## Given exercise
Your task is to write out the complete listing exactly as it is shown.

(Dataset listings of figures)
○ ○ ○

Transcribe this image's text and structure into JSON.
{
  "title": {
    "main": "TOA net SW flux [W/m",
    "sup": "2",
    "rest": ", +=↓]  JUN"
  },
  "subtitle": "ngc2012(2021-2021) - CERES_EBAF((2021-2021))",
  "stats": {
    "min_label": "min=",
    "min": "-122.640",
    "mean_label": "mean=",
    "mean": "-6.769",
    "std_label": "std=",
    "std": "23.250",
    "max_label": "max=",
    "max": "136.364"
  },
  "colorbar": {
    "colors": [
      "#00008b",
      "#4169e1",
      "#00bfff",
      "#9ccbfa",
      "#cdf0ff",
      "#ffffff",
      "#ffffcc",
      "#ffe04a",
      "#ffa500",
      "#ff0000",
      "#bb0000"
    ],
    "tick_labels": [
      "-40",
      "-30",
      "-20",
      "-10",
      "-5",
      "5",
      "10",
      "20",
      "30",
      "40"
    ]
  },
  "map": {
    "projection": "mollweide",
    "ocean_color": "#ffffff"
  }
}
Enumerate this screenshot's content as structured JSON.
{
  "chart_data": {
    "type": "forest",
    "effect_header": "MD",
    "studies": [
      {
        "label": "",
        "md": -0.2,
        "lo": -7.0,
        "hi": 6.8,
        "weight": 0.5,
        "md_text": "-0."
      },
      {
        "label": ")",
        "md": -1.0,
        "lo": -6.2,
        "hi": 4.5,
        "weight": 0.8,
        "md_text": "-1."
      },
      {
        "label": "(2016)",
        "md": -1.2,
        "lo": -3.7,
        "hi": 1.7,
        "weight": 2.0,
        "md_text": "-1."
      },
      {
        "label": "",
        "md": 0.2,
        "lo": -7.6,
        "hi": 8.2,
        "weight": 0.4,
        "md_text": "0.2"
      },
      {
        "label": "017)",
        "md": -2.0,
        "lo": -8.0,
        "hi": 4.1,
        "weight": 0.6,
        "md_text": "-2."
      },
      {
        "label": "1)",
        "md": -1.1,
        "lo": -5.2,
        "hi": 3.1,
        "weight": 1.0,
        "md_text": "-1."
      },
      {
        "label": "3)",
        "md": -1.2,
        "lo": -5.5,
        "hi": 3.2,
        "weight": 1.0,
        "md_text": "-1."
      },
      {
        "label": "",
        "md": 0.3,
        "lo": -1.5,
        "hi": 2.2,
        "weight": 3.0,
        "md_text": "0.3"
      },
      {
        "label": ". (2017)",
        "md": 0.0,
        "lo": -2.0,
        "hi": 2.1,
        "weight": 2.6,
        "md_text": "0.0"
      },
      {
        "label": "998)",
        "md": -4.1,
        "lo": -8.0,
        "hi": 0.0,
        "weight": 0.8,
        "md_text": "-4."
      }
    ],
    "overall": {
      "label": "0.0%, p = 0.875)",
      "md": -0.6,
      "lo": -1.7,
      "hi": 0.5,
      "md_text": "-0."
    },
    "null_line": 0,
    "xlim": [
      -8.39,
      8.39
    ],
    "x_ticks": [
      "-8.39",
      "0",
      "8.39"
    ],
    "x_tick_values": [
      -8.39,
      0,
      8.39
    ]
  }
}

○ ○ ○

## Finished answer
Transcribe this image's text and structure into JSON.
{
  "title": {
    "main": "TOA net SW flux [W/m",
    "sup": "2",
    "rest": ", +=↓]  JUN"
  },
  "subtitle": "ngc2012(2021-2021) - CERES_EBAF((2021-2021))",
  "stats": {
    "min_label": "min=",
    "min": "-122.640",
    "mean_label": "mean=",
    "mean": "-6.769",
    "std_label": "std=",
    "std": "23.250",
    "max_label": "max=",
    "max": "136.364"
  },
  "colorbar": {
    "colors": [
      "#00008b",
      "#4169e1",
      "#00bfff",
      "#9ccbfa",
      "#cdf0ff",
      "#ffffff",
      "#ffffcc",
      "#ffe04a",
      "#ffa500",
      "#ff0000",
      "#bb0000"
    ],
    "tick_labels": [
      "-40",
      "-30",
      "-20",
      "-10",
      "-5",
      "5",
      "10",
      "20",
      "30",
      "40"
    ]
  },
  "map": {
    "projection": "mollweide",
    "ocean_color": "#ffffff"
  }
}
Enumerate this screenshot's content as structured JSON.
{
  "chart_data": {
    "type": "forest",
    "effect_header": "MD",
    "studies": [
      {
        "label": "",
        "md": -0.2,
        "lo": -7.0,
        "hi": 6.8,
        "weight": 0.5,
        "md_text": "-0."
      },
      {
        "label": ")",
        "md": -1.0,
        "lo": -6.2,
        "hi": 4.5,
        "weight": 0.8,
        "md_text": "-1."
      },
      {
        "label": "(2016)",
        "md": -1.2,
        "lo": -3.7,
        "hi": 1.7,
        "weight": 2.0,
        "md_text": "-1."
      },
      {
        "label": "",
        "md": 0.2,
        "lo": -7.6,
        "hi": 8.2,
        "weight": 0.4,
        "md_text": "0.2"
      },
      {
        "label": "017)",
        "md": -2.0,
        "lo": -8.0,
        "hi": 4.1,
        "weight": 0.6,
        "md_text": "-2."
      },
      {
        "label": "1)",
        "md": -1.1,
        "lo": -5.2,
        "hi": 3.1,
        "weight": 1.0,
        "md_text": "-1."
      },
      {
        "label": "3)",
        "md": -1.2,
        "lo": -5.5,
        "hi": 3.2,
        "weight": 1.0,
        "md_text": "-1."
      },
      {
        "label": "",
        "md": 0.3,
        "lo": -1.5,
        "hi": 2.2,
        "weight": 3.0,
        "md_text": "0.3"
      },
      {
        "label": ". (2017)",
        "md": 0.0,
        "lo": -2.0,
        "hi": 2.1,
        "weight": 2.6,
        "md_text": "0.0"
      },
      {
        "label": "998)",
        "md": -4.1,
        "lo": -8.0,
        "hi": 0.0,
        "weight": 0.8,
        "md_text": "-4."
      }
    ],
    "overall": {
      "label": "0.0%, p = 0.875)",
      "md": -0.6,
      "lo": -1.7,
      "hi": 0.5,
      "md_text": "-0."
    },
    "null_line": 0,
    "xlim": [
      -8.39,
      8.39
    ],
    "x_ticks": [
      "-8.39",
      "0",
      "8.39"
    ],
    "x_tick_values": [
      -8.39,
      0,
      8.39
    ]
  }
}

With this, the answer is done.